• Given task:
Extract the complete listing and output it unchanged.

• Stored data:
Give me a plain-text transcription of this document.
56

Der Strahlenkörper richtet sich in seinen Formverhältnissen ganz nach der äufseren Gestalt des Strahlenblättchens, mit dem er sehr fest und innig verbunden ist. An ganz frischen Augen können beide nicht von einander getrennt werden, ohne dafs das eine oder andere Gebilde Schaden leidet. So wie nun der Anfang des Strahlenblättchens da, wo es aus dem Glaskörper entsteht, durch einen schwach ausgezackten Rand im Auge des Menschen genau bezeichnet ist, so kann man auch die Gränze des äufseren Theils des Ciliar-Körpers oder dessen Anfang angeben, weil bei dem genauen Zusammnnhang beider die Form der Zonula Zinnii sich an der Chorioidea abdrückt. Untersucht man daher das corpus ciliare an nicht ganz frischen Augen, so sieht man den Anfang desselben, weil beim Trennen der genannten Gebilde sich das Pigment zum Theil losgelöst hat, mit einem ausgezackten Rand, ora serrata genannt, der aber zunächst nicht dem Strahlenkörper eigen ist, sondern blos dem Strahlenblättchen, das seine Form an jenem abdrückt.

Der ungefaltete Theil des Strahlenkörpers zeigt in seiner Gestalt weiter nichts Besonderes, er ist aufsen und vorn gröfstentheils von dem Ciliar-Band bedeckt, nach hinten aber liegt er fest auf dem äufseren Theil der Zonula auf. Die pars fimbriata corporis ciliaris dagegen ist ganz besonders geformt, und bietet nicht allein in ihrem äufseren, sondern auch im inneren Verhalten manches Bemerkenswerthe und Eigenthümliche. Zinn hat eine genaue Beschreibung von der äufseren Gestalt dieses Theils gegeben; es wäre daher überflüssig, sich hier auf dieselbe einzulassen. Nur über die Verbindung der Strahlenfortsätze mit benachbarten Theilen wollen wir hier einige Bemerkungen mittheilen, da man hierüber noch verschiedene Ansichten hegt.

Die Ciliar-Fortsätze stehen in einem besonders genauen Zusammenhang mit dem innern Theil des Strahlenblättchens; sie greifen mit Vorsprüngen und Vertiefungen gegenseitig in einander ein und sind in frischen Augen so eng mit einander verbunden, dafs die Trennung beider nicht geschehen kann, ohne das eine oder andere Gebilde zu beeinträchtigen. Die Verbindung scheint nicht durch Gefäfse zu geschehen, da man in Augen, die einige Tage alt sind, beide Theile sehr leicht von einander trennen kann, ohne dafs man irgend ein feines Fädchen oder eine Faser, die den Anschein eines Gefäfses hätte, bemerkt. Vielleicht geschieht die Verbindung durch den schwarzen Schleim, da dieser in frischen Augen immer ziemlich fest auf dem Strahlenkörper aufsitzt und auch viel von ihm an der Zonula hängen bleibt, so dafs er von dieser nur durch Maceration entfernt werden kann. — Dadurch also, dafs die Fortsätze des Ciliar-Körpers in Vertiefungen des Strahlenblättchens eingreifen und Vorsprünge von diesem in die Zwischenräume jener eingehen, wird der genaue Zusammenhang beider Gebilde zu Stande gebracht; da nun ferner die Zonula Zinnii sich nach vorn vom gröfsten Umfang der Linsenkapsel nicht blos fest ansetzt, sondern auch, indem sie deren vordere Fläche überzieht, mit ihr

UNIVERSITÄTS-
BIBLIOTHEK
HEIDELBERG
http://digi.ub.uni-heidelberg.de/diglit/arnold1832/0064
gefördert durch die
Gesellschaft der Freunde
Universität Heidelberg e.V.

• Answer for this exercise:
Give me a plain-text transcription of this document.
56

Der Strahlenkörper richtet sich in seinen Formverhältnissen ganz nach der äufseren Gestalt des Strahlenblättchens, mit dem er sehr fest und innig verbunden ist. An ganz frischen Augen können beide nicht von einander getrennt werden, ohne dafs das eine oder andere Gebilde Schaden leidet. So wie nun der Anfang des Strahlenblättchens da, wo es aus dem Glaskörper entsteht, durch einen schwach ausgezackten Rand im Auge des Menschen genau bezeichnet ist, so kann man auch die Gränze des äufseren Theils des Ciliar-Körpers oder dessen Anfang angeben, weil bei dem genauen Zusammnnhang beider die Form der Zonula Zinnii sich an der Chorioidea abdrückt. Untersucht man daher das corpus ciliare an nicht ganz frischen Augen, so sieht man den Anfang desselben, weil beim Trennen der genannten Gebilde sich das Pigment zum Theil losgelöst hat, mit einem ausgezackten Rand, ora serrata genannt, der aber zunächst nicht dem Strahlenkörper eigen ist, sondern blos dem Strahlenblättchen, das seine Form an jenem abdrückt.

Der ungefaltete Theil des Strahlenkörpers zeigt in seiner Gestalt weiter nichts Besonderes, er ist aufsen und vorn gröfstentheils von dem Ciliar-Band bedeckt, nach hinten aber liegt er fest auf dem äufseren Theil der Zonula auf. Die pars fimbriata corporis ciliaris dagegen ist ganz besonders geformt, und bietet nicht allein in ihrem äufseren, sondern auch im inneren Verhalten manches Bemerkenswerthe und Eigenthümliche. Zinn hat eine genaue Beschreibung von der äufseren Gestalt dieses Theils gegeben; es wäre daher überflüssig, sich hier auf dieselbe einzulassen. Nur über die Verbindung der Strahlenfortsätze mit benachbarten Theilen wollen wir hier einige Bemerkungen mittheilen, da man hierüber noch verschiedene Ansichten hegt.

Die Ciliar-Fortsätze stehen in einem besonders genauen Zusammenhang mit dem innern Theil des Strahlenblättchens; sie greifen mit Vorsprüngen und Vertiefungen gegenseitig in einander ein und sind in frischen Augen so eng mit einander verbunden, dafs die Trennung beider nicht geschehen kann, ohne das eine oder andere Gebilde zu beeinträchtigen. Die Verbindung scheint nicht durch Gefäfse zu geschehen, da man in Augen, die einige Tage alt sind, beide Theile sehr leicht von einander trennen kann, ohne dafs man irgend ein feines Fädchen oder eine Faser, die den Anschein eines Gefäfses hätte, bemerkt. Vielleicht geschieht die Verbindung durch den schwarzen Schleim, da dieser in frischen Augen immer ziemlich fest auf dem Strahlenkörper aufsitzt und auch viel von ihm an der Zonula hängen bleibt, so dafs er von dieser nur durch Maceration entfernt werden kann. — Dadurch also, dafs die Fortsätze des Ciliar-Körpers in Vertiefungen des Strahlenblättchens eingreifen und Vorsprünge von diesem in die Zwischenräume jener eingehen, wird der genaue Zusammenhang beider Gebilde zu Stande gebracht; da nun ferner die Zonula Zinnii sich nach vorn vom gröfsten Umfang der Linsenkapsel nicht blos fest ansetzt, sondern auch, indem sie deren vordere Fläche überzieht, mit ihr

UNIVERSITÄTS-
BIBLIOTHEK
HEIDELBERG
http://digi.ub.uni-heidelberg.de/diglit/arnold1832/0064
gefördert durch die
Gesellschaft der Freunde
Universität Heidelberg e.V.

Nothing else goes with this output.